(Figure record listings)
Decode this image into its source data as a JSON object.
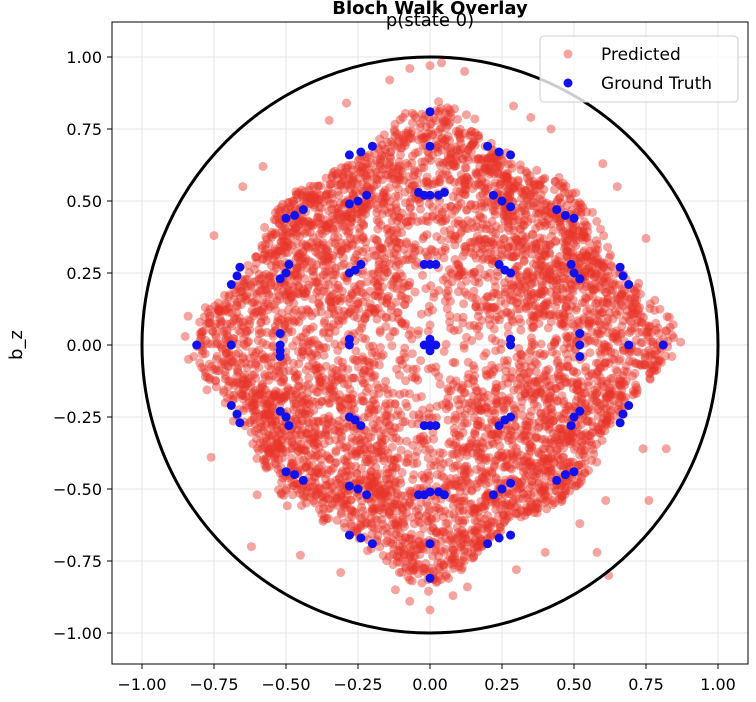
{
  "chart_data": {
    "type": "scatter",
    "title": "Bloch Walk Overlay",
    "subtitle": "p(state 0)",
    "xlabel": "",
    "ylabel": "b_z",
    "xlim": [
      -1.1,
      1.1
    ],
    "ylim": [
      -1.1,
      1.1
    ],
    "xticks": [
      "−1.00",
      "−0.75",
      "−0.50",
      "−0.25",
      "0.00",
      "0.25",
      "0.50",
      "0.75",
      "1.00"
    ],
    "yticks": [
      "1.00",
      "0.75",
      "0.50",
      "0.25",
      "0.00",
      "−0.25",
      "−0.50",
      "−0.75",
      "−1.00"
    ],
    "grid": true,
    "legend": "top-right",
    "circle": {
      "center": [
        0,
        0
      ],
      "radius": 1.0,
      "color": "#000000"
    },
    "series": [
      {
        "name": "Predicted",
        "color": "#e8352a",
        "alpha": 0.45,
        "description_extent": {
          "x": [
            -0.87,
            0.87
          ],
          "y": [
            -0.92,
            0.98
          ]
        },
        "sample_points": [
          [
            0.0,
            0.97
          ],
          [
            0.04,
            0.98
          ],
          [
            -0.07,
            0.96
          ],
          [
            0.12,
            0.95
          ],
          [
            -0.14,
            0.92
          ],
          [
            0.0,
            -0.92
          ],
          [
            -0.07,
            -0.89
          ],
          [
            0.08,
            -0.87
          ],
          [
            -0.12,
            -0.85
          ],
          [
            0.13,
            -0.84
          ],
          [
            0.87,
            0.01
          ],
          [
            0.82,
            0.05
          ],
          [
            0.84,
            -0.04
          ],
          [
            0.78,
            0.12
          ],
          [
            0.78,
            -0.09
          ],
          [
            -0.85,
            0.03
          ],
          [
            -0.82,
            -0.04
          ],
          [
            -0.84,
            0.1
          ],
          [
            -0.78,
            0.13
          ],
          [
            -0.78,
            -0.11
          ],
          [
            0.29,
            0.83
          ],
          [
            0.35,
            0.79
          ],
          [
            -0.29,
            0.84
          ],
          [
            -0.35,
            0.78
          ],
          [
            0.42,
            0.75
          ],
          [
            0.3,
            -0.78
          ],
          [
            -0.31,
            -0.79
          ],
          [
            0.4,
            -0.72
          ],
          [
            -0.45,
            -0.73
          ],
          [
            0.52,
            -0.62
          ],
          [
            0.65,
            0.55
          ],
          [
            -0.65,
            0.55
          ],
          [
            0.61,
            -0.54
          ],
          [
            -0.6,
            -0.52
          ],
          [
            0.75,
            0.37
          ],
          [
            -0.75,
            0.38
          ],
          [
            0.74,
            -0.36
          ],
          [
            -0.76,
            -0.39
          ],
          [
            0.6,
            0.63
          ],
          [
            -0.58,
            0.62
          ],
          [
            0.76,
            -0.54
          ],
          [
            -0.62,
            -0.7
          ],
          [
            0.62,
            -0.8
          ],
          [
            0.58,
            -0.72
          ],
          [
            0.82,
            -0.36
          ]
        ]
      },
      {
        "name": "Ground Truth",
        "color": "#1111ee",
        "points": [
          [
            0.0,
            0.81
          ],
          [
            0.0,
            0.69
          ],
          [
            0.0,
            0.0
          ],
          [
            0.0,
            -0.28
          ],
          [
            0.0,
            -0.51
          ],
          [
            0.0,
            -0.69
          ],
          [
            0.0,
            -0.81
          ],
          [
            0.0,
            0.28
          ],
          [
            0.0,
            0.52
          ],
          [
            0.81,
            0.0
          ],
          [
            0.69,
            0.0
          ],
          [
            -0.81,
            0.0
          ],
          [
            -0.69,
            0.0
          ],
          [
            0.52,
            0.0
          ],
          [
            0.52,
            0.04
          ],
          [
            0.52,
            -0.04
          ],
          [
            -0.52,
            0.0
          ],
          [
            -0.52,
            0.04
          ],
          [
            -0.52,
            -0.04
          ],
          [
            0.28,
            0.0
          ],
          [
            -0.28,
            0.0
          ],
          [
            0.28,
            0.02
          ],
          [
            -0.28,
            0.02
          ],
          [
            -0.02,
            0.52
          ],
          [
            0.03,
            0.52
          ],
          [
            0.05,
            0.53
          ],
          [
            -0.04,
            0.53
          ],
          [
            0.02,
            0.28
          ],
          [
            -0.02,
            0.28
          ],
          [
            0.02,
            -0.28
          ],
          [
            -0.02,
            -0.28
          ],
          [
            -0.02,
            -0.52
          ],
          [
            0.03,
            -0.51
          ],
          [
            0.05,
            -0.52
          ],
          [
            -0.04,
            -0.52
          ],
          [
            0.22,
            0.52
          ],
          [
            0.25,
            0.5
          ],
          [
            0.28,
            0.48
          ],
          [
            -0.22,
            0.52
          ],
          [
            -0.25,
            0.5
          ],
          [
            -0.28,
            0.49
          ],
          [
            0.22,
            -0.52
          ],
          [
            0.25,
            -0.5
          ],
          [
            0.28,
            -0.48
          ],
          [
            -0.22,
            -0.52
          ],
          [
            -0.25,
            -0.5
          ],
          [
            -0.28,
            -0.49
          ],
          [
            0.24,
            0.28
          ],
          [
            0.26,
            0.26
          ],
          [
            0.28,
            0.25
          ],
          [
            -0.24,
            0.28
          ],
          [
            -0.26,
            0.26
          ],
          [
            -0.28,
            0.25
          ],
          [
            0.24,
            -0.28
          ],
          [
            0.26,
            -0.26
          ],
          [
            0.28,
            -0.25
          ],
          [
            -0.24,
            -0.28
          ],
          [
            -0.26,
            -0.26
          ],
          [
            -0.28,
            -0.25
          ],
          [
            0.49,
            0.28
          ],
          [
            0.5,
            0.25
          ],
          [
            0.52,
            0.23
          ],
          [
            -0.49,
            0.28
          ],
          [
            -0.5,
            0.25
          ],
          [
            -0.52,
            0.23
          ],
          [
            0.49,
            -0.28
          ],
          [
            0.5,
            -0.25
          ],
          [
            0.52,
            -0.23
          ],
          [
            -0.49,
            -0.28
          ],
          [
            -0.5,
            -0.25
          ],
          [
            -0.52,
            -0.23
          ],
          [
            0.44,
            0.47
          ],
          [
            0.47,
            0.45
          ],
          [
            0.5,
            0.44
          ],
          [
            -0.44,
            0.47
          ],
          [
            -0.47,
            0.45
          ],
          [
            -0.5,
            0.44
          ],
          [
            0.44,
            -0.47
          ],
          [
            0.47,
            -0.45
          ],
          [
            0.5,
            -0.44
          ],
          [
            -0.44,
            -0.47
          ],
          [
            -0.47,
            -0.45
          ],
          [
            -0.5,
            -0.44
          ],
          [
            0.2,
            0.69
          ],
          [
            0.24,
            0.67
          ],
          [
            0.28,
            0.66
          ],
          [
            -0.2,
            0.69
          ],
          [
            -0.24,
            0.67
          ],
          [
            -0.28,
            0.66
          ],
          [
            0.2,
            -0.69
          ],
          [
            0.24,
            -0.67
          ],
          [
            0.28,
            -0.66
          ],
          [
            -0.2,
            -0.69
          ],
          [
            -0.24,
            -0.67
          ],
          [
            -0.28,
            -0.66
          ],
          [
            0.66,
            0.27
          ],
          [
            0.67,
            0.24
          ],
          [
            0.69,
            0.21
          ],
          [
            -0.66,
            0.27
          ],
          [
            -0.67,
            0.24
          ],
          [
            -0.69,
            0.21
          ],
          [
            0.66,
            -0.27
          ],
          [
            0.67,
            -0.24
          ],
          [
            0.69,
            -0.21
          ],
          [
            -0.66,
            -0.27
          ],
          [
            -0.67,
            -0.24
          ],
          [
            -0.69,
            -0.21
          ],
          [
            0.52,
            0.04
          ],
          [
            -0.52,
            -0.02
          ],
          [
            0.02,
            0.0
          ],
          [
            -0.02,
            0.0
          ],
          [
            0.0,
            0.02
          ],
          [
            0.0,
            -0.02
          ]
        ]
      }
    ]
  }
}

...

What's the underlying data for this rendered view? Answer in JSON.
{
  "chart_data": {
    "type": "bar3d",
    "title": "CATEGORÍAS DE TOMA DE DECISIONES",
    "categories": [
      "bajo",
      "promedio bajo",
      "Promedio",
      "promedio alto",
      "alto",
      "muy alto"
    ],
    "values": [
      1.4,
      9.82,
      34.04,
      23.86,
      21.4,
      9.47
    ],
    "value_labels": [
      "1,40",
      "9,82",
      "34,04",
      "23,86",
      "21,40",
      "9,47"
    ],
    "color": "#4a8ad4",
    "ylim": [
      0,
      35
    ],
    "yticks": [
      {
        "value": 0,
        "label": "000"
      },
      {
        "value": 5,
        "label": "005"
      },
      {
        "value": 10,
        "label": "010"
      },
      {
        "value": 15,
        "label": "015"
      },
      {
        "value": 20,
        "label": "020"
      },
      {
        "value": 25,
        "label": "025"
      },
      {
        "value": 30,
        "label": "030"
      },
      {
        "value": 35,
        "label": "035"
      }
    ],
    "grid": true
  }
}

▶ GIVEN EXERCISE
Using the entries above, find all lines with "color". Copy them.

▶ TASK OUTPUT
      "color": "#000000"
        "color": "#e8352a",
        "color": "#1111ee",
    "color": "#4a8ad4",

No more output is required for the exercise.